[Chart and figure data]
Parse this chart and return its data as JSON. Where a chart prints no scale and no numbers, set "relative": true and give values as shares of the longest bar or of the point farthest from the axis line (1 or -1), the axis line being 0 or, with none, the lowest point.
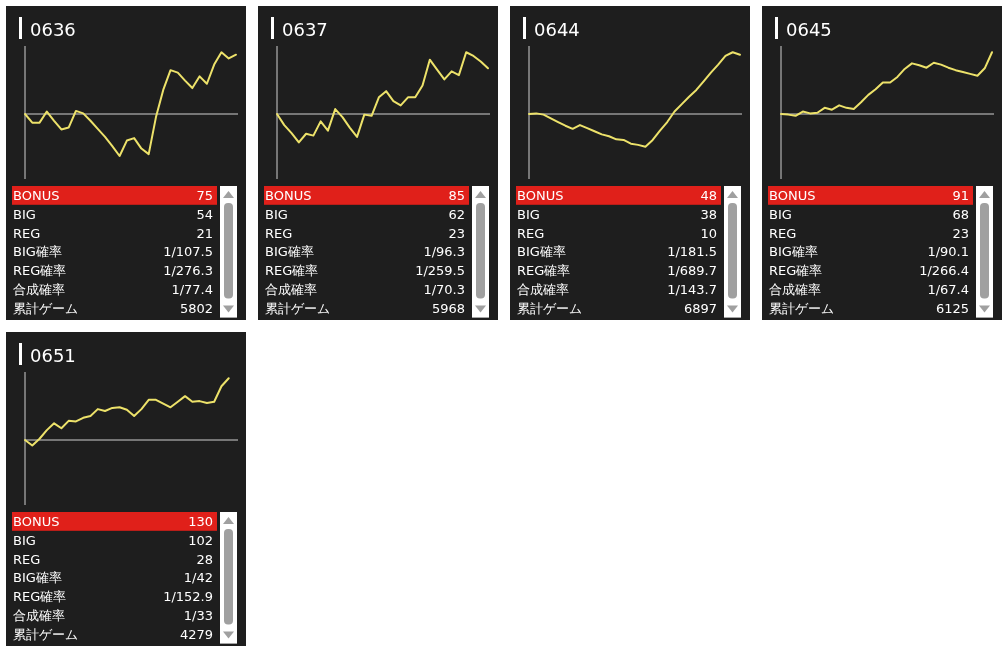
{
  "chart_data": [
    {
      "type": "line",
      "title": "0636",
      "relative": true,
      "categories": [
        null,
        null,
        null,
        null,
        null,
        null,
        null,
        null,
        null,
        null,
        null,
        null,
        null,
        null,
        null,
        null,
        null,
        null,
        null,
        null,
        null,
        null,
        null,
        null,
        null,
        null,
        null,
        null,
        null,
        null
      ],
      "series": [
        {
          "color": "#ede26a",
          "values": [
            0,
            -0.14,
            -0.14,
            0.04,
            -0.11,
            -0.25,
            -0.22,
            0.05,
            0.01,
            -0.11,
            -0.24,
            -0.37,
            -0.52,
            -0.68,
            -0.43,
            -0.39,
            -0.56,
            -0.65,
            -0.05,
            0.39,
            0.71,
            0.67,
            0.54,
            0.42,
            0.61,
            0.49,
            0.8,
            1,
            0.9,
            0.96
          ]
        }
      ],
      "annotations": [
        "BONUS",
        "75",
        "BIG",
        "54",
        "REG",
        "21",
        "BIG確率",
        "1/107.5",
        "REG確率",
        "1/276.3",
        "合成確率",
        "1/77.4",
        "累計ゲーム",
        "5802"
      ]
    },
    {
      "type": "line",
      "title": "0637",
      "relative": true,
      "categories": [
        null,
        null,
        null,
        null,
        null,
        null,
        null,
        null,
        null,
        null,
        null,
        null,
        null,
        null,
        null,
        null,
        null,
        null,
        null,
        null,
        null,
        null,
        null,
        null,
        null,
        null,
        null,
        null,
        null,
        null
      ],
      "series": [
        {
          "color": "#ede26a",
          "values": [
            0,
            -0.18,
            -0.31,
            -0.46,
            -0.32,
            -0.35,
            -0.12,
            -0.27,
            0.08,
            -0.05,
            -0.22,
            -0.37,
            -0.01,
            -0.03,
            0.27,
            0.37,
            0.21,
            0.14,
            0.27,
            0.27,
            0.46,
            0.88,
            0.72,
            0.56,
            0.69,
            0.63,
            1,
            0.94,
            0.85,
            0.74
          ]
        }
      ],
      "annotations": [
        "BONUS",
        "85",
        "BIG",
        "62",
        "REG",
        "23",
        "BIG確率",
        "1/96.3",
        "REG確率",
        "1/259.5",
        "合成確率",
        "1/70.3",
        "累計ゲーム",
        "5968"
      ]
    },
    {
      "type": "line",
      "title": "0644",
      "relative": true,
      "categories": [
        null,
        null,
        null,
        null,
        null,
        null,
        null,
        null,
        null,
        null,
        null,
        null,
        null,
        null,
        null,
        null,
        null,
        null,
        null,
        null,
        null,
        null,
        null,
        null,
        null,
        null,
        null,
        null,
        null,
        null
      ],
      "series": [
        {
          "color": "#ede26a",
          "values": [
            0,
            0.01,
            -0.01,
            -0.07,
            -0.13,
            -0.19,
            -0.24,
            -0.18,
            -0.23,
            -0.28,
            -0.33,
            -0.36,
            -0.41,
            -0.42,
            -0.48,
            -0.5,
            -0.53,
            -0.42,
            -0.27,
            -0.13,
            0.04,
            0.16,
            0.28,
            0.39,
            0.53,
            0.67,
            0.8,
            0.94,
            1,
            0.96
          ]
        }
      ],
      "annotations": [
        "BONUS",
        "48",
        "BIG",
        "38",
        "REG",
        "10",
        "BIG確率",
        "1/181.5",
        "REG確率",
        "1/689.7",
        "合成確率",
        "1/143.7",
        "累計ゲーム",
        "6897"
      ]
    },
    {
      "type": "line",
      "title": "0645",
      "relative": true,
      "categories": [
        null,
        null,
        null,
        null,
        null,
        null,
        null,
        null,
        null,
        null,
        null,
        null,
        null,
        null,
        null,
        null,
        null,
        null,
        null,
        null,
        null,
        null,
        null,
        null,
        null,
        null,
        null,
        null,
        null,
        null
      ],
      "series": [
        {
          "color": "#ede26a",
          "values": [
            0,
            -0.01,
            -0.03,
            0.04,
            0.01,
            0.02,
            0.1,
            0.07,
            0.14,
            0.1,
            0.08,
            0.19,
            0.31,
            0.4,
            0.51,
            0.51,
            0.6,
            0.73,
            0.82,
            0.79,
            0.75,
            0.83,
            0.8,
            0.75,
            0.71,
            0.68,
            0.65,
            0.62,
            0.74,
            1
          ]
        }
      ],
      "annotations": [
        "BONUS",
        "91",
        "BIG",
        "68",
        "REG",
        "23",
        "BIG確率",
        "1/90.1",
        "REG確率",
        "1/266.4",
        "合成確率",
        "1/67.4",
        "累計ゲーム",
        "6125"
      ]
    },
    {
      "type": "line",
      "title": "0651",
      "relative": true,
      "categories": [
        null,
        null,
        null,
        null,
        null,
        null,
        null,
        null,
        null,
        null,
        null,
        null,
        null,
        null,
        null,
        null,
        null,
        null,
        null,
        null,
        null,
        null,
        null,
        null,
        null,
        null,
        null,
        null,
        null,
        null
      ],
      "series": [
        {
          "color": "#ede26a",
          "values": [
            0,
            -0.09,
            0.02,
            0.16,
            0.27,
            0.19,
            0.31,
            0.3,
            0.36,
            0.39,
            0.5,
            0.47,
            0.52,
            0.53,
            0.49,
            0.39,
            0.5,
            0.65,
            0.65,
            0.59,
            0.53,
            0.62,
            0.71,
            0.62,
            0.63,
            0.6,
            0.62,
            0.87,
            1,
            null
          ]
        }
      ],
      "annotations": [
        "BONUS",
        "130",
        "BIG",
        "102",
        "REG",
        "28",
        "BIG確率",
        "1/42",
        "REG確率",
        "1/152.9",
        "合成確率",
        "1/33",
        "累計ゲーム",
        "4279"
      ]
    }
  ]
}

To be done. All records should be output exactly, with the pictures left out.

Expected answer.
Parse this chart and return its data as JSON. Where a chart prints no scale and no numbers, set "relative": true and give values as shares of the longest bar or of the point farthest from the axis line (1 or -1), the axis line being 0 or, with none, the lowest point.
{
  "chart_data": [
    {
      "type": "line",
      "title": "0636",
      "relative": true,
      "categories": [
        null,
        null,
        null,
        null,
        null,
        null,
        null,
        null,
        null,
        null,
        null,
        null,
        null,
        null,
        null,
        null,
        null,
        null,
        null,
        null,
        null,
        null,
        null,
        null,
        null,
        null,
        null,
        null,
        null,
        null
      ],
      "series": [
        {
          "color": "#ede26a",
          "values": [
            0,
            -0.14,
            -0.14,
            0.04,
            -0.11,
            -0.25,
            -0.22,
            0.05,
            0.01,
            -0.11,
            -0.24,
            -0.37,
            -0.52,
            -0.68,
            -0.43,
            -0.39,
            -0.56,
            -0.65,
            -0.05,
            0.39,
            0.71,
            0.67,
            0.54,
            0.42,
            0.61,
            0.49,
            0.8,
            1,
            0.9,
            0.96
          ]
        }
      ],
      "annotations": [
        "BONUS",
        "75",
        "BIG",
        "54",
        "REG",
        "21",
        "BIG確率",
        "1/107.5",
        "REG確率",
        "1/276.3",
        "合成確率",
        "1/77.4",
        "累計ゲーム",
        "5802"
      ]
    },
    {
      "type": "line",
      "title": "0637",
      "relative": true,
      "categories": [
        null,
        null,
        null,
        null,
        null,
        null,
        null,
        null,
        null,
        null,
        null,
        null,
        null,
        null,
        null,
        null,
        null,
        null,
        null,
        null,
        null,
        null,
        null,
        null,
        null,
        null,
        null,
        null,
        null,
        null
      ],
      "series": [
        {
          "color": "#ede26a",
          "values": [
            0,
            -0.18,
            -0.31,
            -0.46,
            -0.32,
            -0.35,
            -0.12,
            -0.27,
            0.08,
            -0.05,
            -0.22,
            -0.37,
            -0.01,
            -0.03,
            0.27,
            0.37,
            0.21,
            0.14,
            0.27,
            0.27,
            0.46,
            0.88,
            0.72,
            0.56,
            0.69,
            0.63,
            1,
            0.94,
            0.85,
            0.74
          ]
        }
      ],
      "annotations": [
        "BONUS",
        "85",
        "BIG",
        "62",
        "REG",
        "23",
        "BIG確率",
        "1/96.3",
        "REG確率",
        "1/259.5",
        "合成確率",
        "1/70.3",
        "累計ゲーム",
        "5968"
      ]
    },
    {
      "type": "line",
      "title": "0644",
      "relative": true,
      "categories": [
        null,
        null,
        null,
        null,
        null,
        null,
        null,
        null,
        null,
        null,
        null,
        null,
        null,
        null,
        null,
        null,
        null,
        null,
        null,
        null,
        null,
        null,
        null,
        null,
        null,
        null,
        null,
        null,
        null,
        null
      ],
      "series": [
        {
          "color": "#ede26a",
          "values": [
            0,
            0.01,
            -0.01,
            -0.07,
            -0.13,
            -0.19,
            -0.24,
            -0.18,
            -0.23,
            -0.28,
            -0.33,
            -0.36,
            -0.41,
            -0.42,
            -0.48,
            -0.5,
            -0.53,
            -0.42,
            -0.27,
            -0.13,
            0.04,
            0.16,
            0.28,
            0.39,
            0.53,
            0.67,
            0.8,
            0.94,
            1,
            0.96
          ]
        }
      ],
      "annotations": [
        "BONUS",
        "48",
        "BIG",
        "38",
        "REG",
        "10",
        "BIG確率",
        "1/181.5",
        "REG確率",
        "1/689.7",
        "合成確率",
        "1/143.7",
        "累計ゲーム",
        "6897"
      ]
    },
    {
      "type": "line",
      "title": "0645",
      "relative": true,
      "categories": [
        null,
        null,
        null,
        null,
        null,
        null,
        null,
        null,
        null,
        null,
        null,
        null,
        null,
        null,
        null,
        null,
        null,
        null,
        null,
        null,
        null,
        null,
        null,
        null,
        null,
        null,
        null,
        null,
        null,
        null
      ],
      "series": [
        {
          "color": "#ede26a",
          "values": [
            0,
            -0.01,
            -0.03,
            0.04,
            0.01,
            0.02,
            0.1,
            0.07,
            0.14,
            0.1,
            0.08,
            0.19,
            0.31,
            0.4,
            0.51,
            0.51,
            0.6,
            0.73,
            0.82,
            0.79,
            0.75,
            0.83,
            0.8,
            0.75,
            0.71,
            0.68,
            0.65,
            0.62,
            0.74,
            1
          ]
        }
      ],
      "annotations": [
        "BONUS",
        "91",
        "BIG",
        "68",
        "REG",
        "23",
        "BIG確率",
        "1/90.1",
        "REG確率",
        "1/266.4",
        "合成確率",
        "1/67.4",
        "累計ゲーム",
        "6125"
      ]
    },
    {
      "type": "line",
      "title": "0651",
      "relative": true,
      "categories": [
        null,
        null,
        null,
        null,
        null,
        null,
        null,
        null,
        null,
        null,
        null,
        null,
        null,
        null,
        null,
        null,
        null,
        null,
        null,
        null,
        null,
        null,
        null,
        null,
        null,
        null,
        null,
        null,
        null,
        null
      ],
      "series": [
        {
          "color": "#ede26a",
          "values": [
            0,
            -0.09,
            0.02,
            0.16,
            0.27,
            0.19,
            0.31,
            0.3,
            0.36,
            0.39,
            0.5,
            0.47,
            0.52,
            0.53,
            0.49,
            0.39,
            0.5,
            0.65,
            0.65,
            0.59,
            0.53,
            0.62,
            0.71,
            0.62,
            0.63,
            0.6,
            0.62,
            0.87,
            1,
            null
          ]
        }
      ],
      "annotations": [
        "BONUS",
        "130",
        "BIG",
        "102",
        "REG",
        "28",
        "BIG確率",
        "1/42",
        "REG確率",
        "1/152.9",
        "合成確率",
        "1/33",
        "累計ゲーム",
        "4279"
      ]
    }
  ]
}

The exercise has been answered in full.